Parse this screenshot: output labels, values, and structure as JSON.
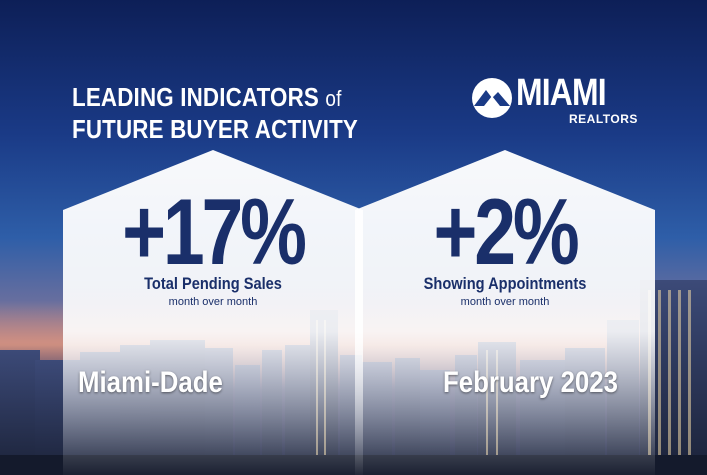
{
  "headline": {
    "line1": "LEADING INDICATORS",
    "of": "of",
    "line2": "FUTURE BUYER ACTIVITY"
  },
  "logo": {
    "word": "MIAMI",
    "sub": "REALTORS",
    "icon": "miami-realtors-logo-mark"
  },
  "cards": [
    {
      "value": "+17%",
      "label": "Total Pending Sales",
      "sub": "month over month"
    },
    {
      "value": "+2%",
      "label": "Showing Appointments",
      "sub": "month over month"
    }
  ],
  "footer": {
    "region": "Miami-Dade",
    "period": "February 2023"
  },
  "colors": {
    "navy": "#1a2f6a",
    "sky": "#0d1f57",
    "card": "#ffffff"
  }
}
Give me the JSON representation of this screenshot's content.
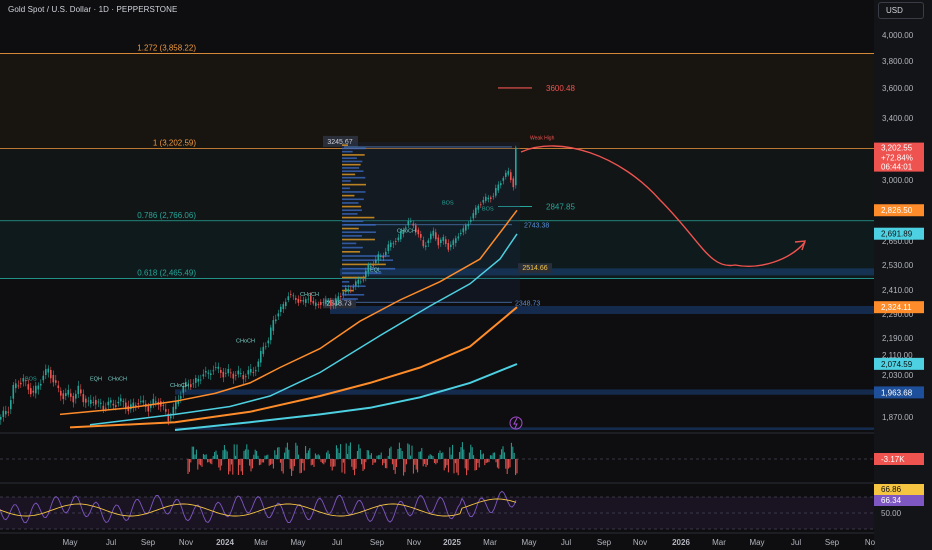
{
  "header": {
    "title": "Gold Spot / U.S. Dollar · 1D · PEPPERSTONE",
    "currency": "USD"
  },
  "colors": {
    "background": "#0e0e10",
    "fib": "#ef9a3f",
    "teal": "#26a69a",
    "red": "#ef5350",
    "orange_ma": "#ff8c2a",
    "cyan_ma": "#4dd0e1",
    "blue_zone": "#1e4f9a",
    "rsi": "#7e57c2",
    "rsi_ma": "#f5c542"
  },
  "chart_data": {
    "type": "line",
    "symbol": "XAUUSD",
    "timeframe": "1D",
    "x_ticks": [
      "May",
      "Jul",
      "Sep",
      "Nov",
      "2024",
      "Mar",
      "May",
      "Jul",
      "Sep",
      "Nov",
      "2025",
      "Mar",
      "May",
      "Jul",
      "Sep",
      "Nov",
      "2026",
      "Mar",
      "May",
      "Jul",
      "Sep",
      "No"
    ],
    "y_ticks": [
      "4,000.00",
      "3,800.00",
      "3,600.00",
      "3,400.00",
      "3,000.00",
      "2,650.00",
      "2,530.00",
      "2,410.00",
      "2,290.00",
      "2,190.00",
      "2,110.00",
      "2,030.00",
      "1,870.00"
    ],
    "price_axis_labels": [
      {
        "text": "3,202.55",
        "sub1": "+72.84%",
        "sub2": "06:44:01",
        "color": "#ef5350"
      },
      {
        "text": "2,826.50",
        "color": "#ff8c2a"
      },
      {
        "text": "2,691.89",
        "color": "#4dd0e1"
      },
      {
        "text": "2,324.11",
        "color": "#ff8c2a"
      },
      {
        "text": "2,074.59",
        "color": "#4dd0e1"
      },
      {
        "text": "1,963.68",
        "color": "#1e4f9a"
      }
    ],
    "fib_levels": [
      {
        "label": "1.272 (3,858.22)",
        "value": 3858.22
      },
      {
        "label": "1 (3,202.59)",
        "value": 3202.59
      },
      {
        "label": "0.786 (2,766.06)",
        "value": 2766.06
      },
      {
        "label": "0.618 (2,465.49)",
        "value": 2465.49
      }
    ],
    "level_labels": [
      {
        "text": "3600.48",
        "value": 3600.48
      },
      {
        "text": "2847.85",
        "value": 2847.85
      },
      {
        "text": "3245.67",
        "value": 3245.67
      },
      {
        "text": "2743.38",
        "value": 2743.38
      },
      {
        "text": "2514.66",
        "value": 2514.66
      },
      {
        "text": "2348.73",
        "value": 2348.73
      },
      {
        "text": "2348.73",
        "value": 2348.73
      }
    ],
    "annotations": [
      "BOS",
      "CHoCH",
      "EQH",
      "EQL",
      "Weak High"
    ],
    "projection": "hand-drawn red path: rise to ~3200 then decline to ~2530, then rebound with arrow",
    "price_path": [
      [
        0,
        1860
      ],
      [
        5,
        1880
      ],
      [
        10,
        1900
      ],
      [
        15,
        1980
      ],
      [
        20,
        2000
      ],
      [
        25,
        2010
      ],
      [
        30,
        1980
      ],
      [
        35,
        1960
      ],
      [
        40,
        1990
      ],
      [
        45,
        2030
      ],
      [
        50,
        2050
      ],
      [
        55,
        2010
      ],
      [
        60,
        1970
      ],
      [
        65,
        1950
      ],
      [
        70,
        1960
      ],
      [
        75,
        1940
      ],
      [
        80,
        1975
      ],
      [
        85,
        1940
      ],
      [
        90,
        1920
      ],
      [
        95,
        1935
      ],
      [
        100,
        1920
      ],
      [
        105,
        1905
      ],
      [
        110,
        1925
      ],
      [
        115,
        1915
      ],
      [
        120,
        1930
      ],
      [
        125,
        1925
      ],
      [
        130,
        1900
      ],
      [
        135,
        1915
      ],
      [
        140,
        1930
      ],
      [
        145,
        1920
      ],
      [
        150,
        1905
      ],
      [
        155,
        1925
      ],
      [
        160,
        1930
      ],
      [
        165,
        1900
      ],
      [
        170,
        1865
      ],
      [
        175,
        1900
      ],
      [
        180,
        1940
      ],
      [
        185,
        1985
      ],
      [
        190,
        1995
      ],
      [
        195,
        2000
      ],
      [
        200,
        2010
      ],
      [
        205,
        2040
      ],
      [
        210,
        2030
      ],
      [
        215,
        2060
      ],
      [
        220,
        2050
      ],
      [
        225,
        2035
      ],
      [
        230,
        2040
      ],
      [
        235,
        2030
      ],
      [
        240,
        2035
      ],
      [
        245,
        2025
      ],
      [
        250,
        2040
      ],
      [
        255,
        2045
      ],
      [
        260,
        2080
      ],
      [
        265,
        2150
      ],
      [
        270,
        2180
      ],
      [
        275,
        2260
      ],
      [
        280,
        2300
      ],
      [
        285,
        2330
      ],
      [
        290,
        2390
      ],
      [
        295,
        2370
      ],
      [
        300,
        2360
      ],
      [
        305,
        2345
      ],
      [
        310,
        2380
      ],
      [
        315,
        2330
      ],
      [
        320,
        2350
      ],
      [
        325,
        2340
      ],
      [
        330,
        2360
      ],
      [
        335,
        2330
      ],
      [
        340,
        2380
      ],
      [
        345,
        2400
      ],
      [
        350,
        2410
      ],
      [
        355,
        2430
      ],
      [
        360,
        2450
      ],
      [
        365,
        2470
      ],
      [
        370,
        2520
      ],
      [
        375,
        2540
      ],
      [
        380,
        2570
      ],
      [
        385,
        2580
      ],
      [
        390,
        2620
      ],
      [
        395,
        2650
      ],
      [
        400,
        2660
      ],
      [
        405,
        2720
      ],
      [
        410,
        2760
      ],
      [
        415,
        2740
      ],
      [
        420,
        2690
      ],
      [
        425,
        2620
      ],
      [
        430,
        2660
      ],
      [
        435,
        2700
      ],
      [
        440,
        2640
      ],
      [
        445,
        2660
      ],
      [
        450,
        2620
      ],
      [
        455,
        2640
      ],
      [
        460,
        2690
      ],
      [
        465,
        2710
      ],
      [
        470,
        2760
      ],
      [
        475,
        2800
      ],
      [
        480,
        2860
      ],
      [
        485,
        2880
      ],
      [
        490,
        2900
      ],
      [
        495,
        2910
      ],
      [
        500,
        2970
      ],
      [
        505,
        3020
      ],
      [
        510,
        3050
      ],
      [
        515,
        2970
      ],
      [
        517,
        3202
      ]
    ],
    "moving_averages": [
      {
        "color": "#ff8c2a",
        "path": [
          [
            60,
            1880
          ],
          [
            130,
            1905
          ],
          [
            175,
            1930
          ],
          [
            215,
            1960
          ],
          [
            250,
            2000
          ],
          [
            280,
            2060
          ],
          [
            320,
            2140
          ],
          [
            360,
            2260
          ],
          [
            400,
            2360
          ],
          [
            440,
            2450
          ],
          [
            480,
            2560
          ],
          [
            517,
            2826
          ]
        ]
      },
      {
        "color": "#4dd0e1",
        "path": [
          [
            90,
            1840
          ],
          [
            175,
            1880
          ],
          [
            230,
            1910
          ],
          [
            270,
            1950
          ],
          [
            320,
            2040
          ],
          [
            380,
            2200
          ],
          [
            430,
            2330
          ],
          [
            470,
            2440
          ],
          [
            500,
            2560
          ],
          [
            517,
            2691
          ]
        ]
      },
      {
        "color": "#ff8c2a",
        "path": [
          [
            70,
            1830
          ],
          [
            175,
            1850
          ],
          [
            250,
            1890
          ],
          [
            320,
            1950
          ],
          [
            370,
            2000
          ],
          [
            420,
            2060
          ],
          [
            470,
            2150
          ],
          [
            517,
            2324
          ]
        ]
      },
      {
        "color": "#4dd0e1",
        "path": [
          [
            175,
            1820
          ],
          [
            250,
            1850
          ],
          [
            320,
            1880
          ],
          [
            370,
            1905
          ],
          [
            420,
            1945
          ],
          [
            470,
            2000
          ],
          [
            517,
            2074
          ]
        ]
      }
    ],
    "volume_panel": {
      "label": "-3.17K"
    },
    "rsi_panel": {
      "value1": "66.86",
      "value2": "66.34",
      "level": "50.00"
    }
  }
}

_Stated problem_:
Identify each line holding the string "screenshot", and copy it out.

_Task solution_:
Parse this screenshot: output labels, values, and structure as JSON.
Give me the JSON representation of this screenshot's content.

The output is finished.